■ **Task goal**:
Set down the data below without change, skipping the pictures it holds.

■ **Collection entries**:
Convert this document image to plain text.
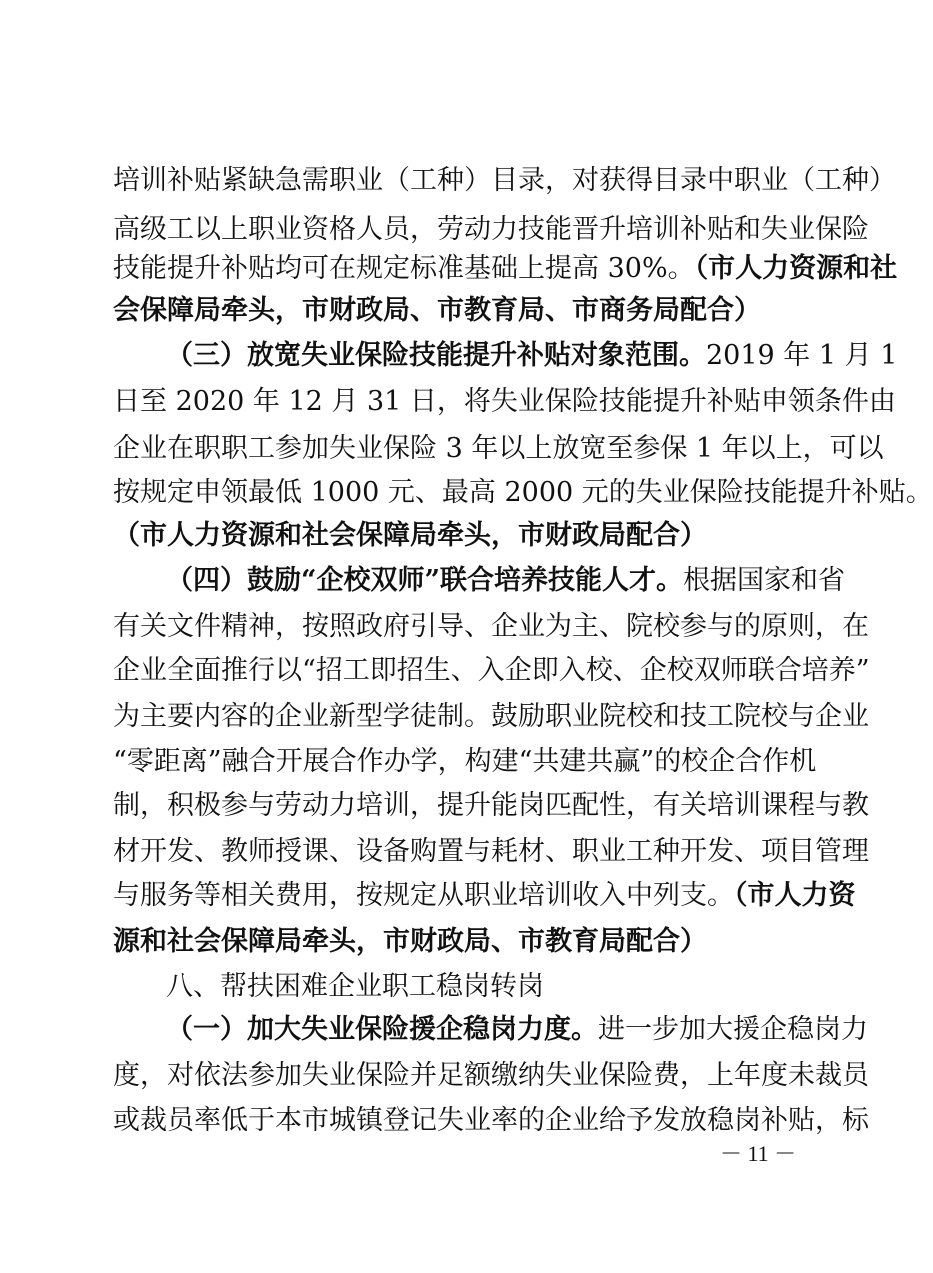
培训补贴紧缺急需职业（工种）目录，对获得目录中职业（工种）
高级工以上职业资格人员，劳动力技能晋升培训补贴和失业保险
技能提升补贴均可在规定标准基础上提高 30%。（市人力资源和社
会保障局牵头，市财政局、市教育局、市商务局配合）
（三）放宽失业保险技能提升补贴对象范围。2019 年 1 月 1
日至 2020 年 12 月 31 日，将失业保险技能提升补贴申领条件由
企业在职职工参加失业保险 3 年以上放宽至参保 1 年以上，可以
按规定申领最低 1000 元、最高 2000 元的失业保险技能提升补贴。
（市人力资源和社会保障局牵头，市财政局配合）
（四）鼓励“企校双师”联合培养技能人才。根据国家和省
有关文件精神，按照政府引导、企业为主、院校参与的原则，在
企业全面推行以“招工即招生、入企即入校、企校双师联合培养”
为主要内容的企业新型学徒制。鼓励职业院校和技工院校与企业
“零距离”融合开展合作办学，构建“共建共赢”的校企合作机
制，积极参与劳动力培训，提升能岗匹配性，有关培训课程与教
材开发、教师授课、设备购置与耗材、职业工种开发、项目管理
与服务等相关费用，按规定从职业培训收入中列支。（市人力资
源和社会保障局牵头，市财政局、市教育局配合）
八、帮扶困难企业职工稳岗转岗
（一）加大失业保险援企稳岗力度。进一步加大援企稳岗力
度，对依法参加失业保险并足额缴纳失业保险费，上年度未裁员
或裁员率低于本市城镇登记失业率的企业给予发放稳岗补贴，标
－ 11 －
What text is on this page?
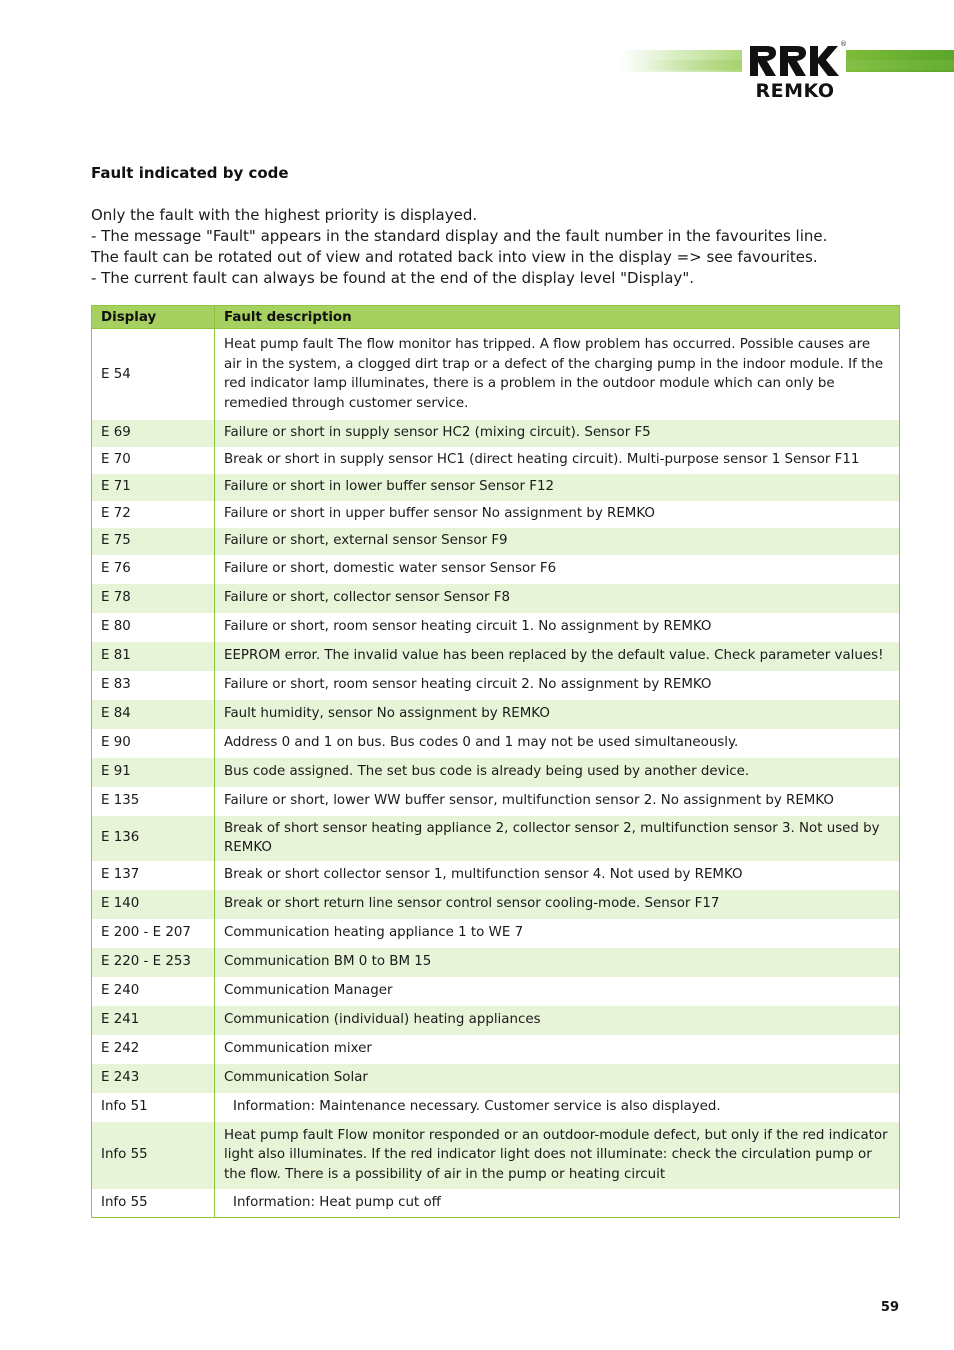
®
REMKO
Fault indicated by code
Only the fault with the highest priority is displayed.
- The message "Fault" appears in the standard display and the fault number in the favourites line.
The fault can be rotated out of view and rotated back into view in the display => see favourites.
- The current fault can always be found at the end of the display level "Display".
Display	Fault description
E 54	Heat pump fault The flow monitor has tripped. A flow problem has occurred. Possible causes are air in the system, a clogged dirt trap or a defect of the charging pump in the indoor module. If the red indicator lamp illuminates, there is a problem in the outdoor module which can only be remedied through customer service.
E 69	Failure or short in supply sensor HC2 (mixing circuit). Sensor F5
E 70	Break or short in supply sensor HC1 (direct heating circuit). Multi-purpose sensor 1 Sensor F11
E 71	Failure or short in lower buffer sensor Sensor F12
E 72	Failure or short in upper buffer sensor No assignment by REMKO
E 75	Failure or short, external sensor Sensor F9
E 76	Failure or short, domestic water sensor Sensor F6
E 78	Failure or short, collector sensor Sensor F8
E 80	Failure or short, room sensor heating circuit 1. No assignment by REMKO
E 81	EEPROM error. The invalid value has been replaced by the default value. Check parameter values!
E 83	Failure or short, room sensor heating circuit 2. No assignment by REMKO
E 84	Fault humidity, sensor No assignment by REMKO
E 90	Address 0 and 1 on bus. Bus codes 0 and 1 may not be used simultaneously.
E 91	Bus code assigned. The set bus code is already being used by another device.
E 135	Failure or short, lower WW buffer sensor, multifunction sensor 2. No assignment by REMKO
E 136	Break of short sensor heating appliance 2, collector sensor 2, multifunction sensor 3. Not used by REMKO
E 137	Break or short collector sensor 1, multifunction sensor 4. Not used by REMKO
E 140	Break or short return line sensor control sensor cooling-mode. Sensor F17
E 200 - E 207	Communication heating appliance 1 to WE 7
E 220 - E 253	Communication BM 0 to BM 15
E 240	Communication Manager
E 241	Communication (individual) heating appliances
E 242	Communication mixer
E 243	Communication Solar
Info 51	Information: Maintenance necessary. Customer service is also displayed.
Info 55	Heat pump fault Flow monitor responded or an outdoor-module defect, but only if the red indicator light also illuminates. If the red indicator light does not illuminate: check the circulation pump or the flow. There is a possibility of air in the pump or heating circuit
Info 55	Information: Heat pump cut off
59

■ **Completed task**:
Convert this document image to plain text.
培训补贴紧缺急需职业（工种）目录，对获得目录中职业（工种）
高级工以上职业资格人员，劳动力技能晋升培训补贴和失业保险
技能提升补贴均可在规定标准基础上提高 30%。（市人力资源和社
会保障局牵头，市财政局、市教育局、市商务局配合）
（三）放宽失业保险技能提升补贴对象范围。2019 年 1 月 1
日至 2020 年 12 月 31 日，将失业保险技能提升补贴申领条件由
企业在职职工参加失业保险 3 年以上放宽至参保 1 年以上，可以
按规定申领最低 1000 元、最高 2000 元的失业保险技能提升补贴。
（市人力资源和社会保障局牵头，市财政局配合）
（四）鼓励“企校双师”联合培养技能人才。根据国家和省
有关文件精神，按照政府引导、企业为主、院校参与的原则，在
企业全面推行以“招工即招生、入企即入校、企校双师联合培养”
为主要内容的企业新型学徒制。鼓励职业院校和技工院校与企业
“零距离”融合开展合作办学，构建“共建共赢”的校企合作机
制，积极参与劳动力培训，提升能岗匹配性，有关培训课程与教
材开发、教师授课、设备购置与耗材、职业工种开发、项目管理
与服务等相关费用，按规定从职业培训收入中列支。（市人力资
源和社会保障局牵头，市财政局、市教育局配合）
八、帮扶困难企业职工稳岗转岗
（一）加大失业保险援企稳岗力度。进一步加大援企稳岗力
度，对依法参加失业保险并足额缴纳失业保险费，上年度未裁员
或裁员率低于本市城镇登记失业率的企业给予发放稳岗补贴，标
－ 11 －
What text is on this page?
®
REMKO
Fault indicated by code
Only the fault with the highest priority is displayed.
- The message "Fault" appears in the standard display and the fault number in the favourites line.
The fault can be rotated out of view and rotated back into view in the display => see favourites.
- The current fault can always be found at the end of the display level "Display".
Display	Fault description
E 54	Heat pump fault The flow monitor has tripped. A flow problem has occurred. Possible causes are air in the system, a clogged dirt trap or a defect of the charging pump in the indoor module. If the red indicator lamp illuminates, there is a problem in the outdoor module which can only be remedied through customer service.
E 69	Failure or short in supply sensor HC2 (mixing circuit). Sensor F5
E 70	Break or short in supply sensor HC1 (direct heating circuit). Multi-purpose sensor 1 Sensor F11
E 71	Failure or short in lower buffer sensor Sensor F12
E 72	Failure or short in upper buffer sensor No assignment by REMKO
E 75	Failure or short, external sensor Sensor F9
E 76	Failure or short, domestic water sensor Sensor F6
E 78	Failure or short, collector sensor Sensor F8
E 80	Failure or short, room sensor heating circuit 1. No assignment by REMKO
E 81	EEPROM error. The invalid value has been replaced by the default value. Check parameter values!
E 83	Failure or short, room sensor heating circuit 2. No assignment by REMKO
E 84	Fault humidity, sensor No assignment by REMKO
E 90	Address 0 and 1 on bus. Bus codes 0 and 1 may not be used simultaneously.
E 91	Bus code assigned. The set bus code is already being used by another device.
E 135	Failure or short, lower WW buffer sensor, multifunction sensor 2. No assignment by REMKO
E 136	Break of short sensor heating appliance 2, collector sensor 2, multifunction sensor 3. Not used by REMKO
E 137	Break or short collector sensor 1, multifunction sensor 4. Not used by REMKO
E 140	Break or short return line sensor control sensor cooling-mode. Sensor F17
E 200 - E 207	Communication heating appliance 1 to WE 7
E 220 - E 253	Communication BM 0 to BM 15
E 240	Communication Manager
E 241	Communication (individual) heating appliances
E 242	Communication mixer
E 243	Communication Solar
Info 51	Information: Maintenance necessary. Customer service is also displayed.
Info 55	Heat pump fault Flow monitor responded or an outdoor-module defect, but only if the red indicator light also illuminates. If the red indicator light does not illuminate: check the circulation pump or the flow. There is a possibility of air in the pump or heating circuit
Info 55	Information: Heat pump cut off
59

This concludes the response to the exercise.